**INSTRUCTIONS TO FOLLOW**
All lines in which the word "Units" occurs are to be extracted.

**THE DATA**
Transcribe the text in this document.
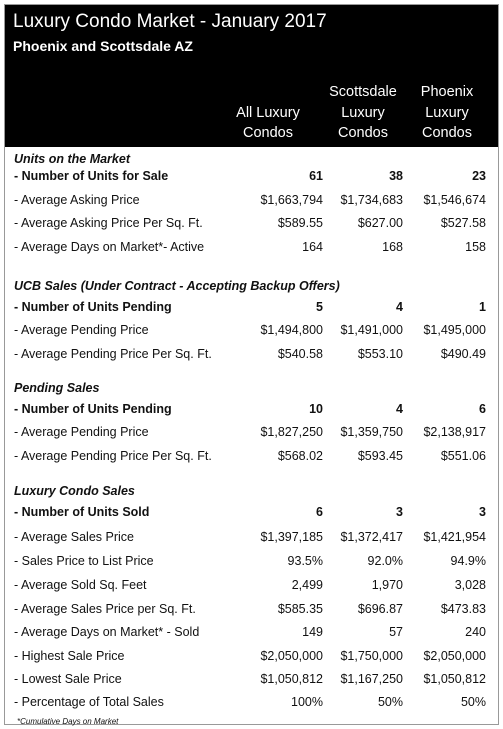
Luxury Condo Market - January 2017
Phoenix and Scottsdale AZ

All Luxury
Condos
Scottsdale
Luxury
Condos
Phoenix
Luxury
Condos
Units on the Market
- Number of Units for Sale	61	38	23
- Average Asking Price	$1,663,794 $1,734,683 $1,546,674
- Average Asking Price Per Sq. Ft.	$589.55	$627.00	$527.58
- Average Days on Market*- Active	164	168	158
UCB Sales (Under Contract - Accepting Backup Offers)
- Number of Units Pending	5	4	1
- Average Pending Price	$1,494,800 $1,491,000 $1,495,000
- Average Pending Price Per Sq. Ft.	$540.58	$553.10	$490.49
Pending Sales
- Number of Units Pending	10	4	6
- Average Pending Price	$1,827,250 $1,359,750 $2,138,917
- Average Pending Price Per Sq. Ft.	$568.02	$593.45	$551.06
Luxury Condo Sales
- Number of Units Sold	6	3	3
- Average Sales Price	$1,397,185 $1,372,417 $1,421,954
- Sales Price to List Price	93.5%	92.0%	94.9%
- Average Sold Sq. Feet	2,499	1,970	3,028
- Average Sales Price per Sq. Ft.	$585.35	$696.87	$473.83
- Average Days on Market* - Sold	149	57	240
- Highest Sale Price	$2,050,000 $1,750,000 $2,050,000
- Lowest Sale Price	$1,050,812 $1,167,250 $1,050,812
- Percentage of Total Sales	100%	50%	50%
*Cumulative Days on Market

**EXERCISE RESULT**
Units on the Market
- Number of Units for Sale	61	38	23
- Number of Units Pending	5	4	1
- Number of Units Pending	10	4	6
- Number of Units Sold	6	3	3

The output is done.